Extract the records in full, leaving every picture out.

/---

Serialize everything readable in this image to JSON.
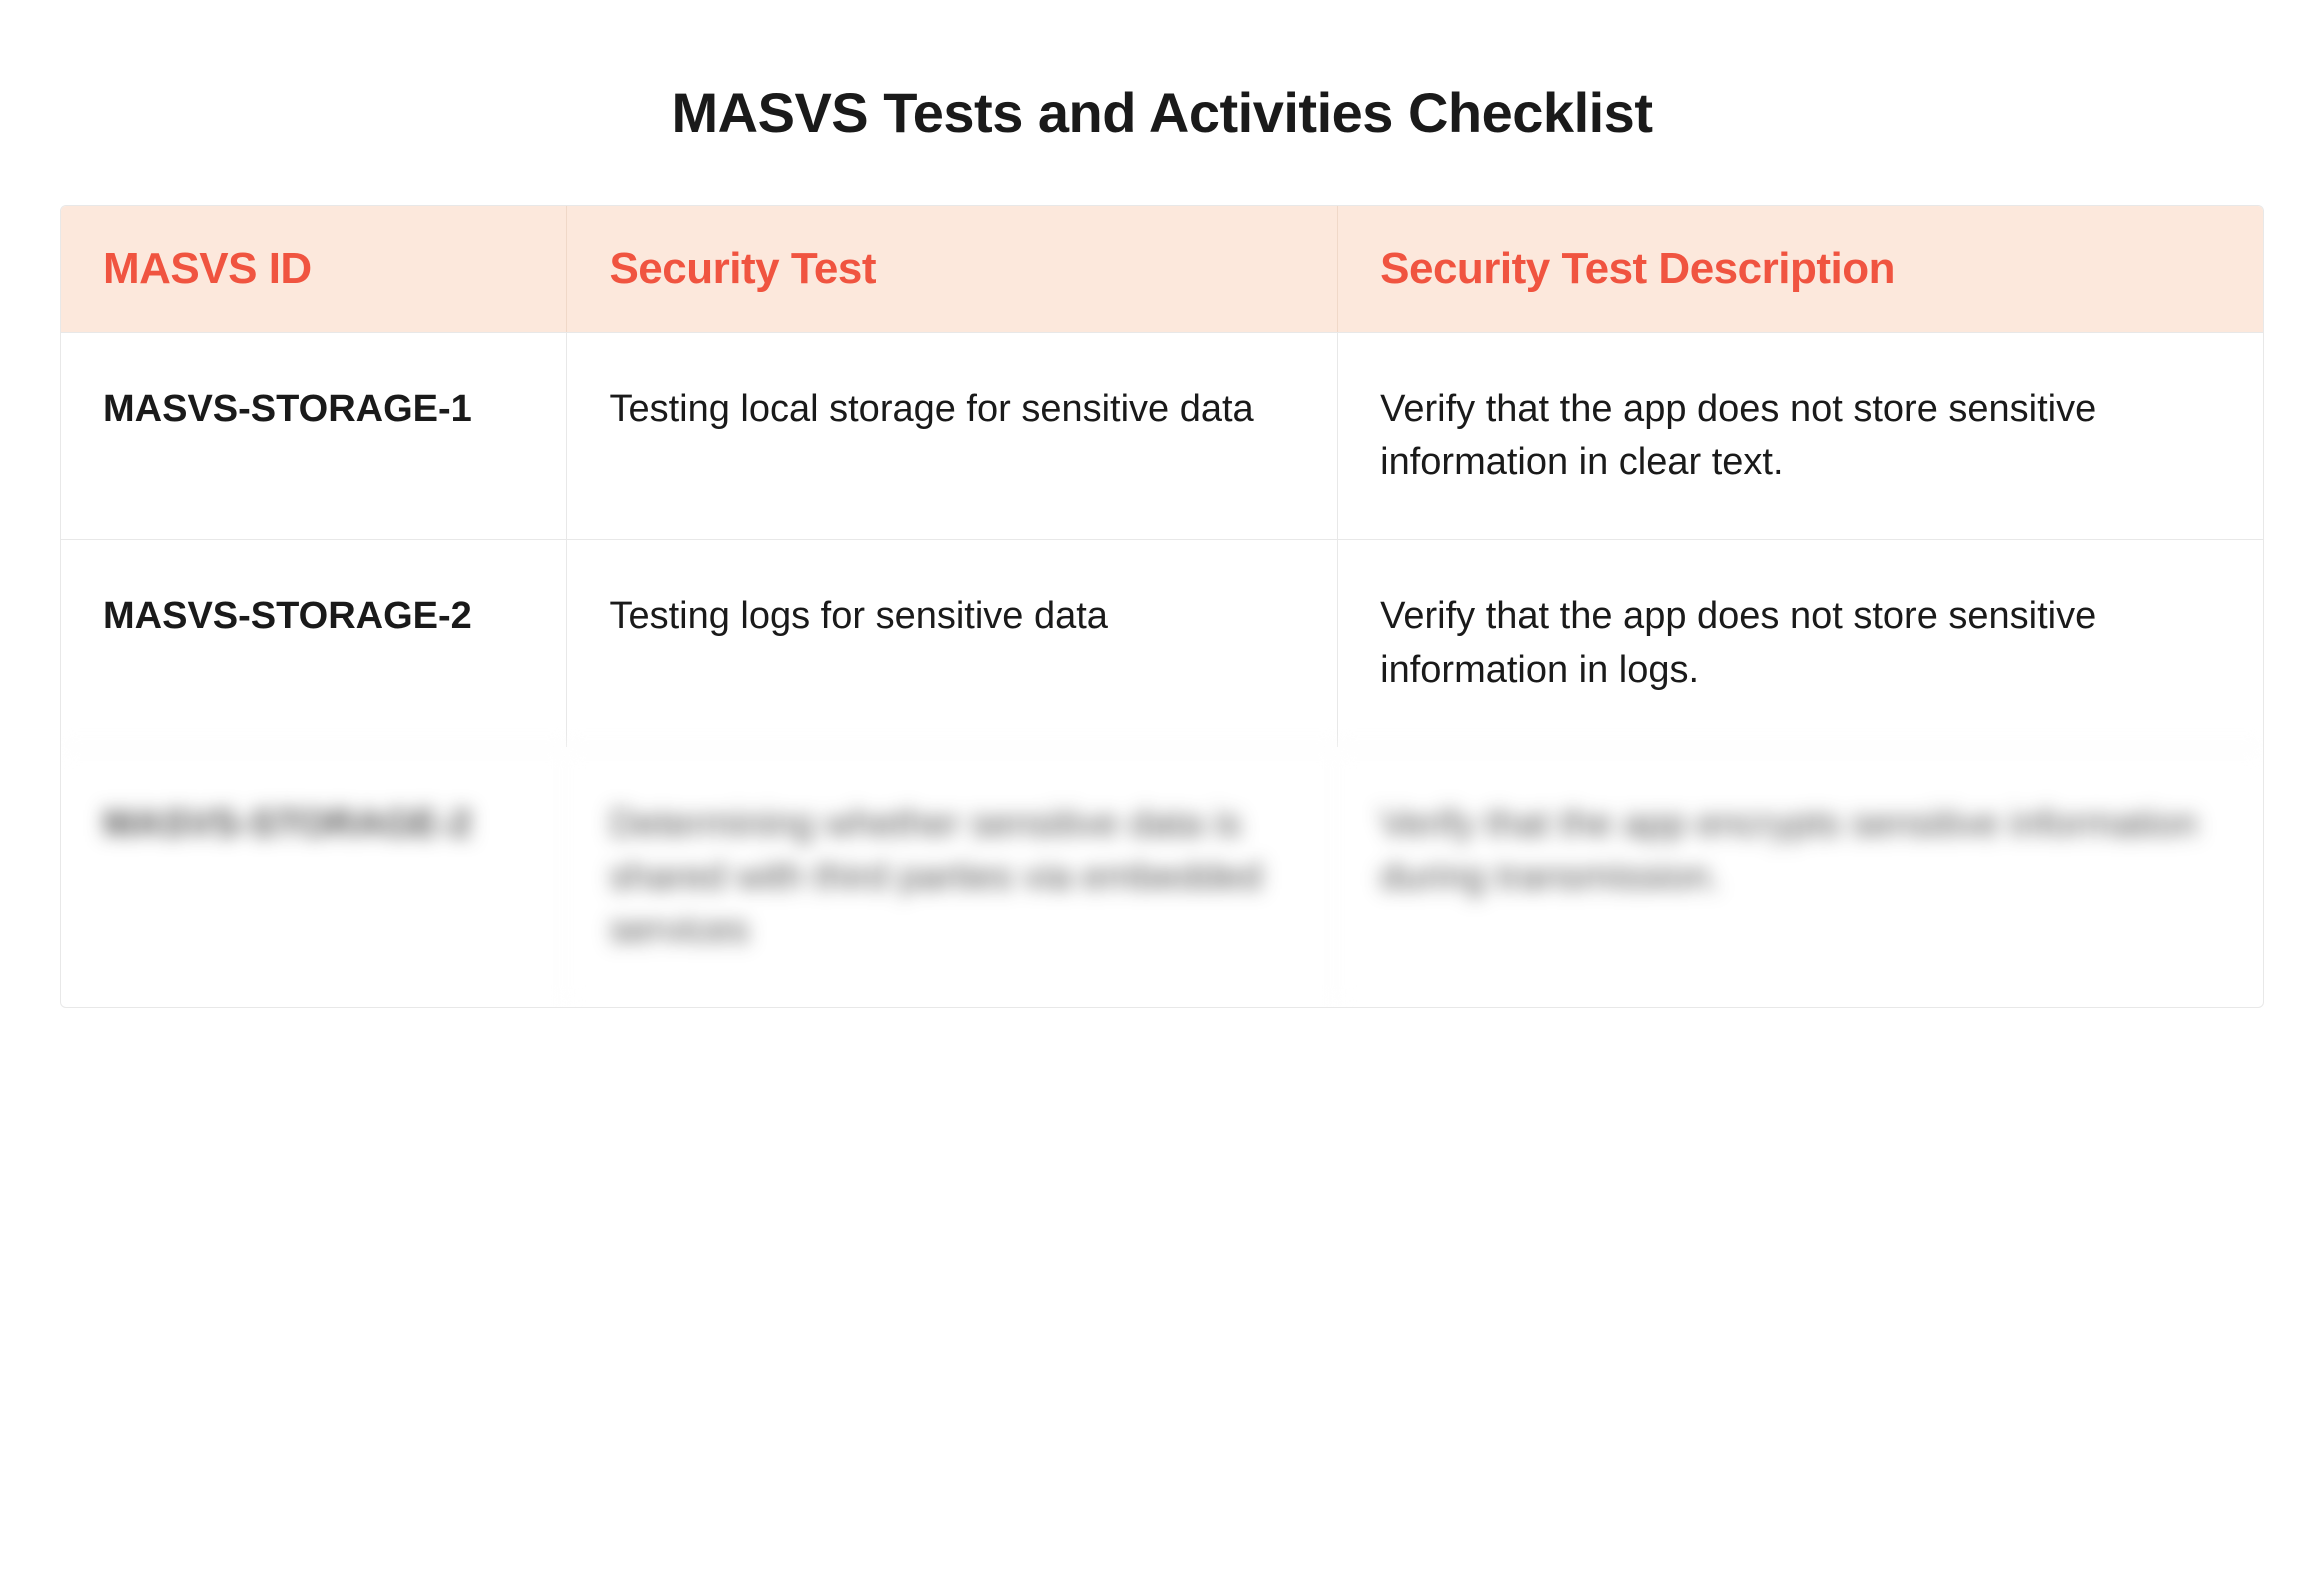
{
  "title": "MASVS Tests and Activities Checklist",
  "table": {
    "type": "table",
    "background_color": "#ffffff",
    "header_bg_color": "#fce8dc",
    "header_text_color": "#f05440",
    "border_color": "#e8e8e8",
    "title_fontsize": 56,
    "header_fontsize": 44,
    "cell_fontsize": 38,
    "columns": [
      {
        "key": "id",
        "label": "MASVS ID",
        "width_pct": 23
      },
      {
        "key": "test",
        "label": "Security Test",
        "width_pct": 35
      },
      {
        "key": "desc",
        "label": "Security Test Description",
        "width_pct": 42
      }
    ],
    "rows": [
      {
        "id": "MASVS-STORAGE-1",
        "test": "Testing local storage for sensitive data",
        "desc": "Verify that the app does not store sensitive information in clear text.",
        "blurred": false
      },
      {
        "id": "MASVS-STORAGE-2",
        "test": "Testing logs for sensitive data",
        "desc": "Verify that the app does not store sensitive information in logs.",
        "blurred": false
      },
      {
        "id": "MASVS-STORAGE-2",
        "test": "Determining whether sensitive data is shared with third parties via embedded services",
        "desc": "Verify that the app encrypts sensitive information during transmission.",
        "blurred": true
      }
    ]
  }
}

\---

* [EXPECTED OUTPUT]
Serialize everything readable in this image to JSON.
{
  "title": "MASVS Tests and Activities Checklist",
  "table": {
    "type": "table",
    "background_color": "#ffffff",
    "header_bg_color": "#fce8dc",
    "header_text_color": "#f05440",
    "border_color": "#e8e8e8",
    "title_fontsize": 56,
    "header_fontsize": 44,
    "cell_fontsize": 38,
    "columns": [
      {
        "key": "id",
        "label": "MASVS ID",
        "width_pct": 23
      },
      {
        "key": "test",
        "label": "Security Test",
        "width_pct": 35
      },
      {
        "key": "desc",
        "label": "Security Test Description",
        "width_pct": 42
      }
    ],
    "rows": [
      {
        "id": "MASVS-STORAGE-1",
        "test": "Testing local storage for sensitive data",
        "desc": "Verify that the app does not store sensitive information in clear text.",
        "blurred": false
      },
      {
        "id": "MASVS-STORAGE-2",
        "test": "Testing logs for sensitive data",
        "desc": "Verify that the app does not store sensitive information in logs.",
        "blurred": false
      },
      {
        "id": "MASVS-STORAGE-2",
        "test": "Determining whether sensitive data is shared with third parties via embedded services",
        "desc": "Verify that the app encrypts sensitive information during transmission.",
        "blurred": true
      }
    ]
  }
}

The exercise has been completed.